• Requirements
Without the images, write out the whole listing exactly.

• Given records
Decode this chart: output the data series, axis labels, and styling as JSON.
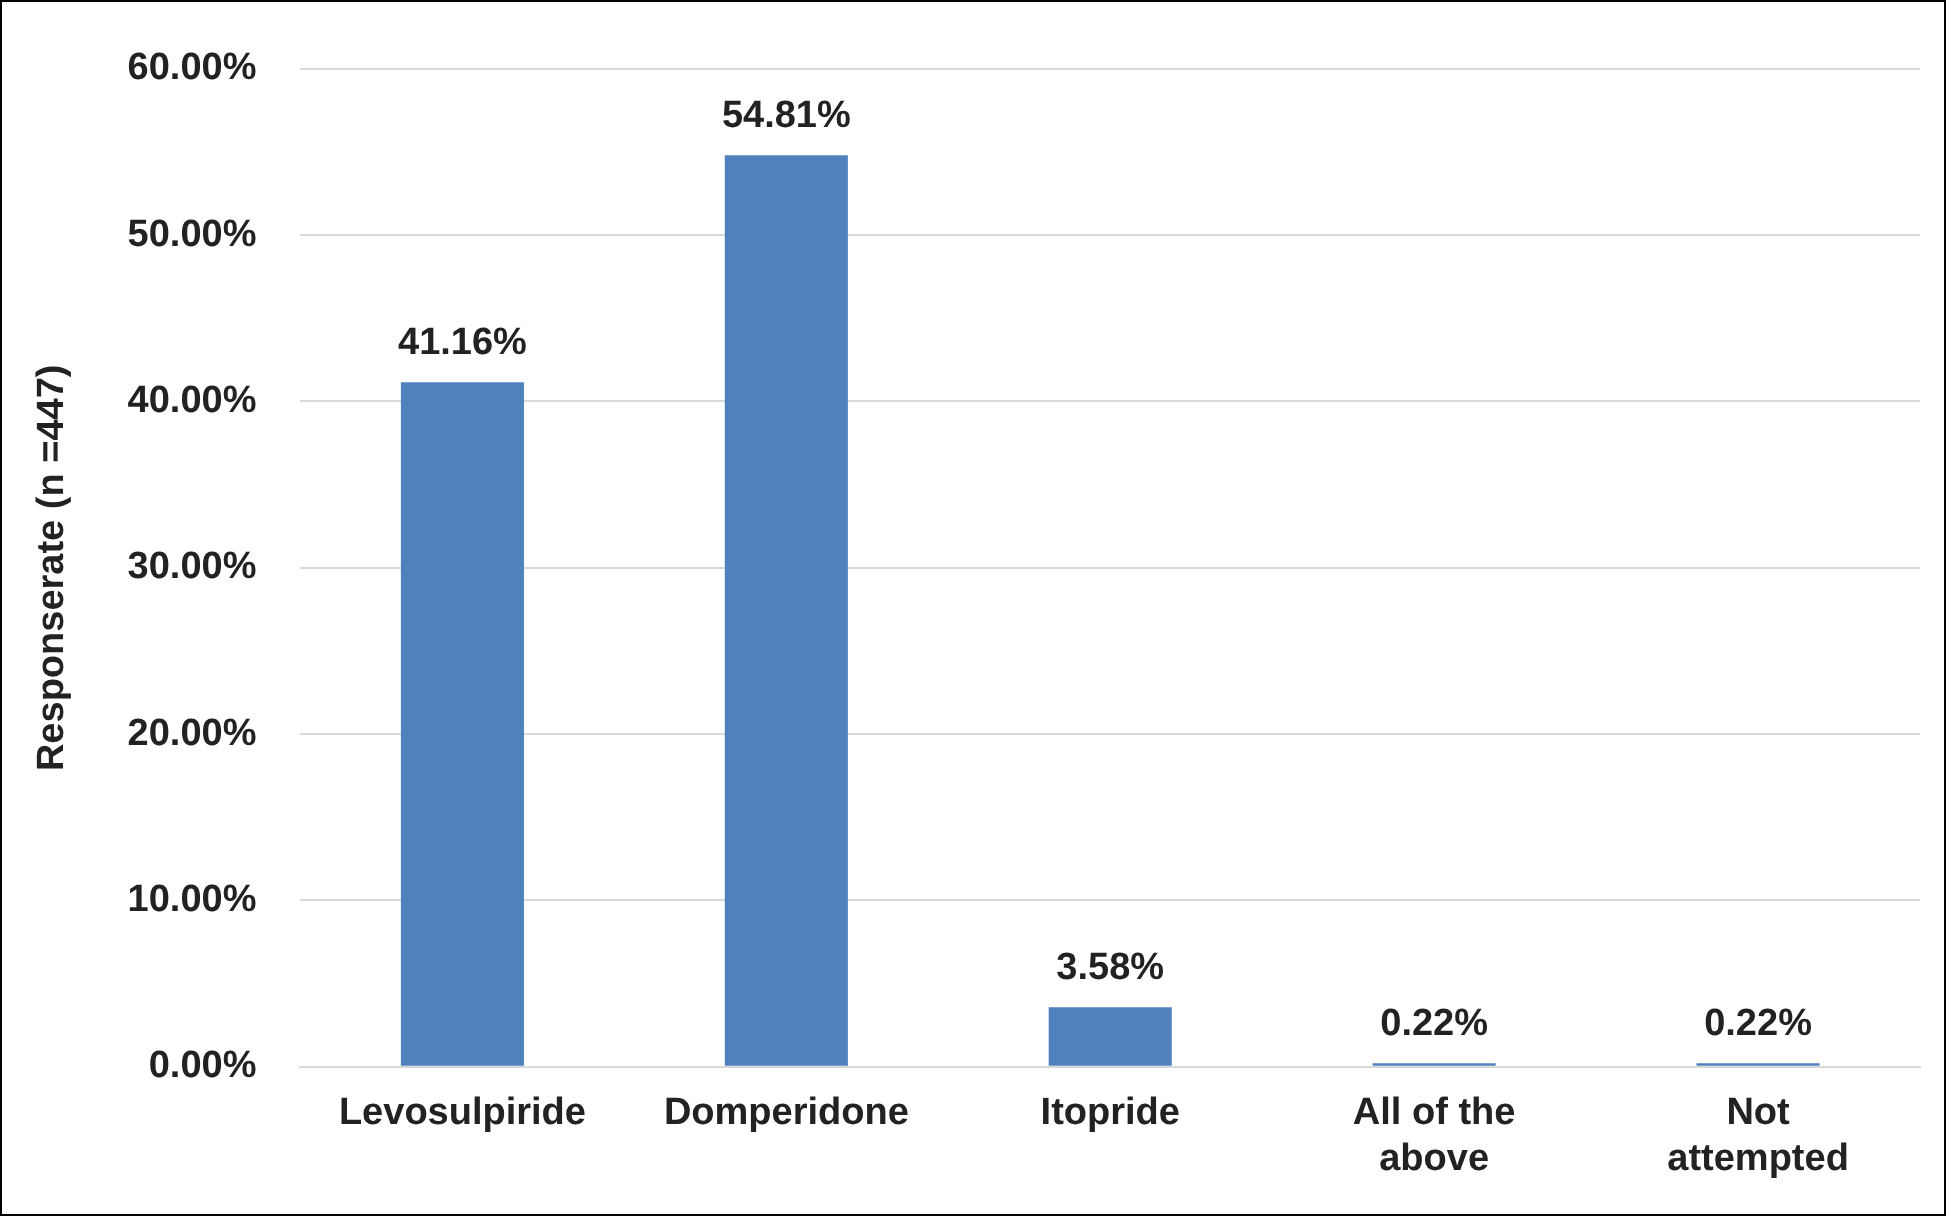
{
  "chart_data": {
    "type": "bar",
    "ylabel": "Responserate (n =447)",
    "categories": [
      "Levosulpiride",
      "Domperidone",
      "Itopride",
      "All of the above",
      "Not attempted"
    ],
    "values": [
      41.16,
      54.81,
      3.58,
      0.22,
      0.22
    ],
    "color": "#4f81bd",
    "value_labels": [
      "41.16%",
      "54.81%",
      "3.58%",
      "0.22%",
      "0.22%"
    ],
    "ylim": [
      0,
      60
    ],
    "yticks": [
      {
        "value": 0,
        "label": "0.00%"
      },
      {
        "value": 10,
        "label": "10.00%"
      },
      {
        "value": 20,
        "label": "20.00%"
      },
      {
        "value": 30,
        "label": "30.00%"
      },
      {
        "value": 40,
        "label": "40.00%"
      },
      {
        "value": 50,
        "label": "50.00%"
      },
      {
        "value": 60,
        "label": "60.00%"
      }
    ],
    "grid": "y",
    "legend": false
  }
}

• Right answer
Decode this chart: output the data series, axis labels, and styling as JSON.
{
  "chart_data": {
    "type": "bar",
    "ylabel": "Responserate (n =447)",
    "categories": [
      "Levosulpiride",
      "Domperidone",
      "Itopride",
      "All of the above",
      "Not attempted"
    ],
    "values": [
      41.16,
      54.81,
      3.58,
      0.22,
      0.22
    ],
    "color": "#4f81bd",
    "value_labels": [
      "41.16%",
      "54.81%",
      "3.58%",
      "0.22%",
      "0.22%"
    ],
    "ylim": [
      0,
      60
    ],
    "yticks": [
      {
        "value": 0,
        "label": "0.00%"
      },
      {
        "value": 10,
        "label": "10.00%"
      },
      {
        "value": 20,
        "label": "20.00%"
      },
      {
        "value": 30,
        "label": "30.00%"
      },
      {
        "value": 40,
        "label": "40.00%"
      },
      {
        "value": 50,
        "label": "50.00%"
      },
      {
        "value": 60,
        "label": "60.00%"
      }
    ],
    "grid": "y",
    "legend": false
  }
}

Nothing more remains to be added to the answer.